─── Data provided ───
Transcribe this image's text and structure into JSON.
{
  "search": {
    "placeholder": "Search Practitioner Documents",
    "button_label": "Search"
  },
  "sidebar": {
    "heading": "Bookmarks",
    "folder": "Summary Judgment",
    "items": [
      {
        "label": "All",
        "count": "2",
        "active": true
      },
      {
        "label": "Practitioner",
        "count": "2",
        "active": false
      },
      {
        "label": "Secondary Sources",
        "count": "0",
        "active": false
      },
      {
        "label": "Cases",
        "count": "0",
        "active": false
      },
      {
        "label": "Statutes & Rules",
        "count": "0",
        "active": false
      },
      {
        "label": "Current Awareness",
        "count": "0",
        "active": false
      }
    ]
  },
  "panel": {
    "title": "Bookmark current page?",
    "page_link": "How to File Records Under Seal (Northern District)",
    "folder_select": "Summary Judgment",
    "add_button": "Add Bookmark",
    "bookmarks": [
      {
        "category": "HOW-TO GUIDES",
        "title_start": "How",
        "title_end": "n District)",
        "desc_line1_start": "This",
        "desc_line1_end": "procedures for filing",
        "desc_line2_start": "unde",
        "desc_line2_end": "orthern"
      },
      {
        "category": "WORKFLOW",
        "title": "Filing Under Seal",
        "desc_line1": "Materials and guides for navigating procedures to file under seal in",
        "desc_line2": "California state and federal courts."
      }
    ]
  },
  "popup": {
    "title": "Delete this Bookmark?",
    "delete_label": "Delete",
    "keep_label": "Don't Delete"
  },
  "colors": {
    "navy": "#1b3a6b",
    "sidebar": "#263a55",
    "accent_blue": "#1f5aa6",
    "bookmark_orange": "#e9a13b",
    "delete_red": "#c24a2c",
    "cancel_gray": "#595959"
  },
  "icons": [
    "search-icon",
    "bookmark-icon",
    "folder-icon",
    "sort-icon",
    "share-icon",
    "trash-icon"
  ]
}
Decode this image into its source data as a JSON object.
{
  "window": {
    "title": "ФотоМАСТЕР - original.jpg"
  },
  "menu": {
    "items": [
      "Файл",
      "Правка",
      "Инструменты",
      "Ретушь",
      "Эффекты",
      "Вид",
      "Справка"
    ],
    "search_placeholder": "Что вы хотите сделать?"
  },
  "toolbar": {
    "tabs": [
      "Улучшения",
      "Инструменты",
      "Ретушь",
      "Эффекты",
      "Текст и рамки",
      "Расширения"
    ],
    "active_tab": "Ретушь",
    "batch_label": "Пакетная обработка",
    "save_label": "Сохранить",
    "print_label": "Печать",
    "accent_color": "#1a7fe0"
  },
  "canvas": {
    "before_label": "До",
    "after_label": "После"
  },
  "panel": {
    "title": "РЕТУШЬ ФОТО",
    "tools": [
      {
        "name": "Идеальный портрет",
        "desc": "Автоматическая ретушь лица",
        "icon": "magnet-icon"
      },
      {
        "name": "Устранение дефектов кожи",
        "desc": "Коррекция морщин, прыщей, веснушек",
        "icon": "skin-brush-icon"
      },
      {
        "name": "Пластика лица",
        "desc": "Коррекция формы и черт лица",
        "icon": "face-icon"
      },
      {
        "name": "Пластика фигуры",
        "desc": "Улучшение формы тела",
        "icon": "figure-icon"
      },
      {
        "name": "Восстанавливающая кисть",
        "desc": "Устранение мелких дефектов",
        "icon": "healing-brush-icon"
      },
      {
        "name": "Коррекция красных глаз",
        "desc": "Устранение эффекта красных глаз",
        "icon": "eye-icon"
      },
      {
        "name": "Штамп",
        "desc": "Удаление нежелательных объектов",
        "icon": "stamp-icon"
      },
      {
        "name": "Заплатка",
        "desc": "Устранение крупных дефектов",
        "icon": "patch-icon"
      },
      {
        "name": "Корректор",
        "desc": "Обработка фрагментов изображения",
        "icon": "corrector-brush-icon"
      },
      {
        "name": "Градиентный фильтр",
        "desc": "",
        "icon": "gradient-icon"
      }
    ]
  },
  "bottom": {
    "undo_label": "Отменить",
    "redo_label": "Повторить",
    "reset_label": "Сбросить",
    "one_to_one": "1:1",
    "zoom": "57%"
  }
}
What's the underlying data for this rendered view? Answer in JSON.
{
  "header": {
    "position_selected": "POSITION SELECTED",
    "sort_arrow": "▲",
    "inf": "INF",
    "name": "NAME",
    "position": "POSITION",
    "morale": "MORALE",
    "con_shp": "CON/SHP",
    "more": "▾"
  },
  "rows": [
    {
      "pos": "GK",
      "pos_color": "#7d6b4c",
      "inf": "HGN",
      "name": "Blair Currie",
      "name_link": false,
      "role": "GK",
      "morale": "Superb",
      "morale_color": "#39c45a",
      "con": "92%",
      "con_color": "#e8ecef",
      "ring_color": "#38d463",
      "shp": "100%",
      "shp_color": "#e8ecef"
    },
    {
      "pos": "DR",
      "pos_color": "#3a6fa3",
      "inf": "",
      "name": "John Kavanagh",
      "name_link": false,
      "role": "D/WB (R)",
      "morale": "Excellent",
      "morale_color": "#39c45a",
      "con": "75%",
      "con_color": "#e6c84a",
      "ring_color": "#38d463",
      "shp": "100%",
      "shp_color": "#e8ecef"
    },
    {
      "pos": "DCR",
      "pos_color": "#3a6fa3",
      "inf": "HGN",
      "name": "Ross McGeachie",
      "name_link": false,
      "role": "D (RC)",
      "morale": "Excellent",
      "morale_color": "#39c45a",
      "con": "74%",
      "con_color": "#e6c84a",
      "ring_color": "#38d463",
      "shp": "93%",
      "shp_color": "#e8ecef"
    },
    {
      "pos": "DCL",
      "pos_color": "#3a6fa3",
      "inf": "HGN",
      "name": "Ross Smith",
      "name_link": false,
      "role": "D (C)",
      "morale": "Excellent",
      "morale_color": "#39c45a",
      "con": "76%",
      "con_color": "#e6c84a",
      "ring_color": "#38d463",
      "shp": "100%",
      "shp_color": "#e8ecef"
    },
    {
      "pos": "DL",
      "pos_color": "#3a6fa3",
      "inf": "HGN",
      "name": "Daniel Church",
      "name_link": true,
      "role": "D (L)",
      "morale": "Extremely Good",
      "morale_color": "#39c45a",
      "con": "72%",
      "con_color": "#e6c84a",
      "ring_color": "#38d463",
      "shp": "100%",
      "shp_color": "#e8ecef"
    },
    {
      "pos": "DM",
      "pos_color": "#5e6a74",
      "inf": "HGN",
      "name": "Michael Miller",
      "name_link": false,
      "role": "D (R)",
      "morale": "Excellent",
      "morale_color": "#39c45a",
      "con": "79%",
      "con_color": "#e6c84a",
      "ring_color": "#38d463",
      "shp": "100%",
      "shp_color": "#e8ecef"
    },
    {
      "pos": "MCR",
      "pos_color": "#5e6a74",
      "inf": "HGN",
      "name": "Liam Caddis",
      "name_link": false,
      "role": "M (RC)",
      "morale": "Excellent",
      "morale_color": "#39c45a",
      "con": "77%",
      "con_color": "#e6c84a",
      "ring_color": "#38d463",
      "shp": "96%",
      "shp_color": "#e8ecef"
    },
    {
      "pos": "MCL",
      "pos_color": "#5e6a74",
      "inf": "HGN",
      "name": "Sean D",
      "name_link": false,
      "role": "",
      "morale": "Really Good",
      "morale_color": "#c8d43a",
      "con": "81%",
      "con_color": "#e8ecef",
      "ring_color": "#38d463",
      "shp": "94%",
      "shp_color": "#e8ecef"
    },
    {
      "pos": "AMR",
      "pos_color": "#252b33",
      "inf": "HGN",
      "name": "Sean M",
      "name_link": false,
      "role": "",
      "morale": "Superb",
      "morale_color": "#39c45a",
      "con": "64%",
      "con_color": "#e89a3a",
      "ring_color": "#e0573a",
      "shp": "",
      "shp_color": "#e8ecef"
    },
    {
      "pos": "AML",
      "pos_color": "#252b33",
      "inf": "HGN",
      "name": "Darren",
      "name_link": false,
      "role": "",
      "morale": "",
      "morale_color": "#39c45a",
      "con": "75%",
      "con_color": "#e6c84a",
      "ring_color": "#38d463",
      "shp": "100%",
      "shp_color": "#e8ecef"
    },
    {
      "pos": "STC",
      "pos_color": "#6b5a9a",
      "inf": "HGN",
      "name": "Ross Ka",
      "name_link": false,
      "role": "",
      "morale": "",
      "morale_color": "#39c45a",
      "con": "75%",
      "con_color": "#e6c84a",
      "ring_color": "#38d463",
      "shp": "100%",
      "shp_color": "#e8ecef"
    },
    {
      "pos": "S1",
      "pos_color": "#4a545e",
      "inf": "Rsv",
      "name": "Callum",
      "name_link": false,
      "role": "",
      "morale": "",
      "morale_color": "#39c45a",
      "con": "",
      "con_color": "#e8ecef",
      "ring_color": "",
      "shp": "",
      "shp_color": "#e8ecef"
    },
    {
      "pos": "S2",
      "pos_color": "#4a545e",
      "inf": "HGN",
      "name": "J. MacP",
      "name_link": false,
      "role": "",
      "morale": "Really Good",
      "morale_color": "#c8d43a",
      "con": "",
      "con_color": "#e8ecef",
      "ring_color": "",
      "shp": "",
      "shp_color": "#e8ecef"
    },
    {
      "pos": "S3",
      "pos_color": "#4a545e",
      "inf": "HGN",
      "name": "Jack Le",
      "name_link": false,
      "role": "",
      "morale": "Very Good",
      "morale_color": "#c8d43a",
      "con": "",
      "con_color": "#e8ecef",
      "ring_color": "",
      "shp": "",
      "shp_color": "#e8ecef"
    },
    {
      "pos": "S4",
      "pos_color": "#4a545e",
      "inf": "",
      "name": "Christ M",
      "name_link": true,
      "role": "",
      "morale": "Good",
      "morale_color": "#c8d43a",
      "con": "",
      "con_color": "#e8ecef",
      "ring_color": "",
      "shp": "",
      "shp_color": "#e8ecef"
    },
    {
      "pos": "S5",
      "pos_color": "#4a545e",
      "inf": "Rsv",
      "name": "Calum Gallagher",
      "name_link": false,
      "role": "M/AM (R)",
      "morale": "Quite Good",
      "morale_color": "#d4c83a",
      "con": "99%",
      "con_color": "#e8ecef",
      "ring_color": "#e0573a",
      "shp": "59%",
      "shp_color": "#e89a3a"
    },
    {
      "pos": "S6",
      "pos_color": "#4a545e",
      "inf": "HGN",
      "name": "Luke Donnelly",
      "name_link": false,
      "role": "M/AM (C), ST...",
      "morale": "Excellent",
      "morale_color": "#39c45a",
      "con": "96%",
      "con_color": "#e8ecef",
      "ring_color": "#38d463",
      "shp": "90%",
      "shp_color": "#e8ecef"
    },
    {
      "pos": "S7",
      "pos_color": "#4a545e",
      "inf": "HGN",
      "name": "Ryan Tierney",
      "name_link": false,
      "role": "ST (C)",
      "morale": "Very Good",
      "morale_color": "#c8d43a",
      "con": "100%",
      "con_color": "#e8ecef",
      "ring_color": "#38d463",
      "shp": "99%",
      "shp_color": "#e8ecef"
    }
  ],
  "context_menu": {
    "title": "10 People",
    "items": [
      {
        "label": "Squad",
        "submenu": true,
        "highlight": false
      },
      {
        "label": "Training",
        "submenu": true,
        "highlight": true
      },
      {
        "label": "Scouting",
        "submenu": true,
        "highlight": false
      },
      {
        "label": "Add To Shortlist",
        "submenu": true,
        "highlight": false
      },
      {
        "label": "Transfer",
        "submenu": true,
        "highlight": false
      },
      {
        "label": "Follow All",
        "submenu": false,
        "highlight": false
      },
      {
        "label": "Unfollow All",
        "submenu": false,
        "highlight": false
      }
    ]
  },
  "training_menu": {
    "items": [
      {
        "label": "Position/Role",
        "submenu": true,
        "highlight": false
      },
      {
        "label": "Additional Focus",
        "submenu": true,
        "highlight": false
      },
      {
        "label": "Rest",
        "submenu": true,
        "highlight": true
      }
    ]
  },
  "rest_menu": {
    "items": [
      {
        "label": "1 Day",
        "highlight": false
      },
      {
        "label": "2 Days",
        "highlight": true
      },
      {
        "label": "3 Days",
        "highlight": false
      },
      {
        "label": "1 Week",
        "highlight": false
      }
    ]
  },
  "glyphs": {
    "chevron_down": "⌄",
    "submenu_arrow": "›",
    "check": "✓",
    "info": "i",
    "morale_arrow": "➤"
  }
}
───
▸ Written request
Show every line in the entries where the string "brush" occurs.

▸ The completed task
        "icon": "skin-brush-icon"
        "icon": "healing-brush-icon"
        "icon": "corrector-brush-icon"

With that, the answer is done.